**Exercise:** Quote the records beneath, complete and exact. Leave out images.

* Start *

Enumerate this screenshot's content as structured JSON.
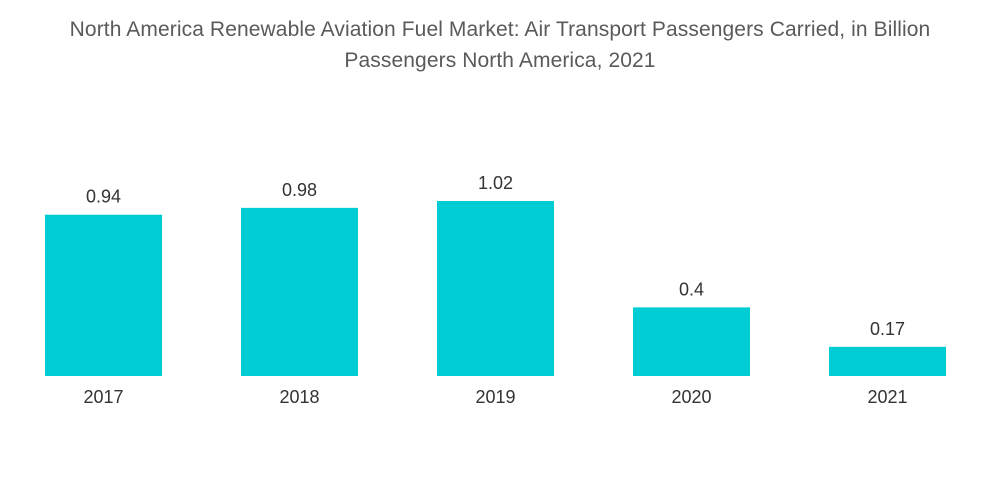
{
  "chart_data": {
    "type": "bar",
    "title_lines": [
      "North America Renewable Aviation Fuel Market: Air Transport Passengers Carried, in Billion",
      "Passengers North America, 2021"
    ],
    "categories": [
      "2017",
      "2018",
      "2019",
      "2020",
      "2021"
    ],
    "values": [
      0.94,
      0.98,
      1.02,
      0.4,
      0.17
    ],
    "value_labels": [
      "0.94",
      "0.98",
      "1.02",
      "0.4",
      "0.17"
    ],
    "xlabel": "",
    "ylabel": "",
    "ylim": [
      0,
      1.02
    ],
    "grid": false,
    "legend": "none",
    "color": "#00cdd3"
  }
}
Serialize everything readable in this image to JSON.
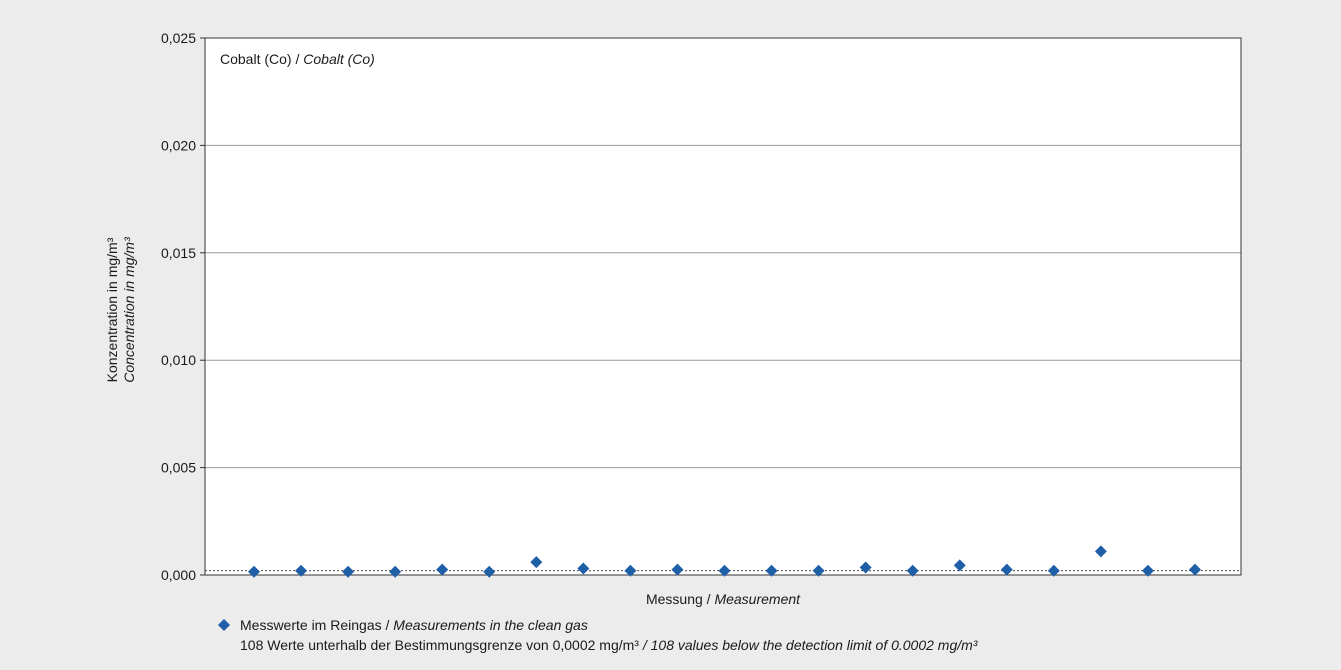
{
  "chart_data": {
    "type": "scatter",
    "title": "Cobalt (Co)",
    "title_en": "Cobalt (Co)",
    "xlabel": "Messung",
    "xlabel_en": "Measurement",
    "ylabel": "Konzentration in mg/m³",
    "ylabel_en": "Concentration in mg/m³",
    "ylim": [
      0,
      0.025
    ],
    "yticks": [
      0,
      0.005,
      0.01,
      0.015,
      0.02,
      0.025
    ],
    "ytick_labels": [
      "0,000",
      "0,005",
      "0,010",
      "0,015",
      "0,020",
      "0,025"
    ],
    "grid": true,
    "detection_limit": 0.0002,
    "series": [
      {
        "name": "Messwerte im Reingas",
        "name_en": "Measurements in the clean gas",
        "color": "#1f5fa8",
        "marker": "diamond",
        "x": [
          1,
          2,
          3,
          4,
          5,
          6,
          7,
          8,
          9,
          10,
          11,
          12,
          13,
          14,
          15,
          16,
          17,
          18,
          19,
          20,
          21
        ],
        "values": [
          0.00015,
          0.0002,
          0.00015,
          0.00015,
          0.00025,
          0.00015,
          0.0006,
          0.0003,
          0.0002,
          0.00025,
          0.0002,
          0.0002,
          0.0002,
          0.00035,
          0.0002,
          0.00045,
          0.00025,
          0.0002,
          0.0011,
          0.0002,
          0.00025
        ]
      }
    ],
    "note": "108 Werte unterhalb der Bestimmungsgrenze von 0,0002 mg/m³",
    "note_en": "/ 108 values below the detection limit of 0.0002 mg/m³"
  }
}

* End *

**Correct output:**
Enumerate this screenshot's content as structured JSON.
{
  "chart_data": {
    "type": "bar",
    "title_lines": [
      "North America Renewable Aviation Fuel Market: Air Transport Passengers Carried, in Billion",
      "Passengers North America, 2021"
    ],
    "categories": [
      "2017",
      "2018",
      "2019",
      "2020",
      "2021"
    ],
    "values": [
      0.94,
      0.98,
      1.02,
      0.4,
      0.17
    ],
    "value_labels": [
      "0.94",
      "0.98",
      "1.02",
      "0.4",
      "0.17"
    ],
    "xlabel": "",
    "ylabel": "",
    "ylim": [
      0,
      1.02
    ],
    "grid": false,
    "legend": "none",
    "color": "#00cdd3"
  }
}
Serialize everything readable in this image to JSON.
{
  "chart_data": {
    "type": "scatter",
    "title": "Cobalt (Co)",
    "title_en": "Cobalt (Co)",
    "xlabel": "Messung",
    "xlabel_en": "Measurement",
    "ylabel": "Konzentration in mg/m³",
    "ylabel_en": "Concentration in mg/m³",
    "ylim": [
      0,
      0.025
    ],
    "yticks": [
      0,
      0.005,
      0.01,
      0.015,
      0.02,
      0.025
    ],
    "ytick_labels": [
      "0,000",
      "0,005",
      "0,010",
      "0,015",
      "0,020",
      "0,025"
    ],
    "grid": true,
    "detection_limit": 0.0002,
    "series": [
      {
        "name": "Messwerte im Reingas",
        "name_en": "Measurements in the clean gas",
        "color": "#1f5fa8",
        "marker": "diamond",
        "x": [
          1,
          2,
          3,
          4,
          5,
          6,
          7,
          8,
          9,
          10,
          11,
          12,
          13,
          14,
          15,
          16,
          17,
          18,
          19,
          20,
          21
        ],
        "values": [
          0.00015,
          0.0002,
          0.00015,
          0.00015,
          0.00025,
          0.00015,
          0.0006,
          0.0003,
          0.0002,
          0.00025,
          0.0002,
          0.0002,
          0.0002,
          0.00035,
          0.0002,
          0.00045,
          0.00025,
          0.0002,
          0.0011,
          0.0002,
          0.00025
        ]
      }
    ],
    "note": "108 Werte unterhalb der Bestimmungsgrenze von 0,0002 mg/m³",
    "note_en": "/ 108 values below the detection limit of 0.0002 mg/m³"
  }
}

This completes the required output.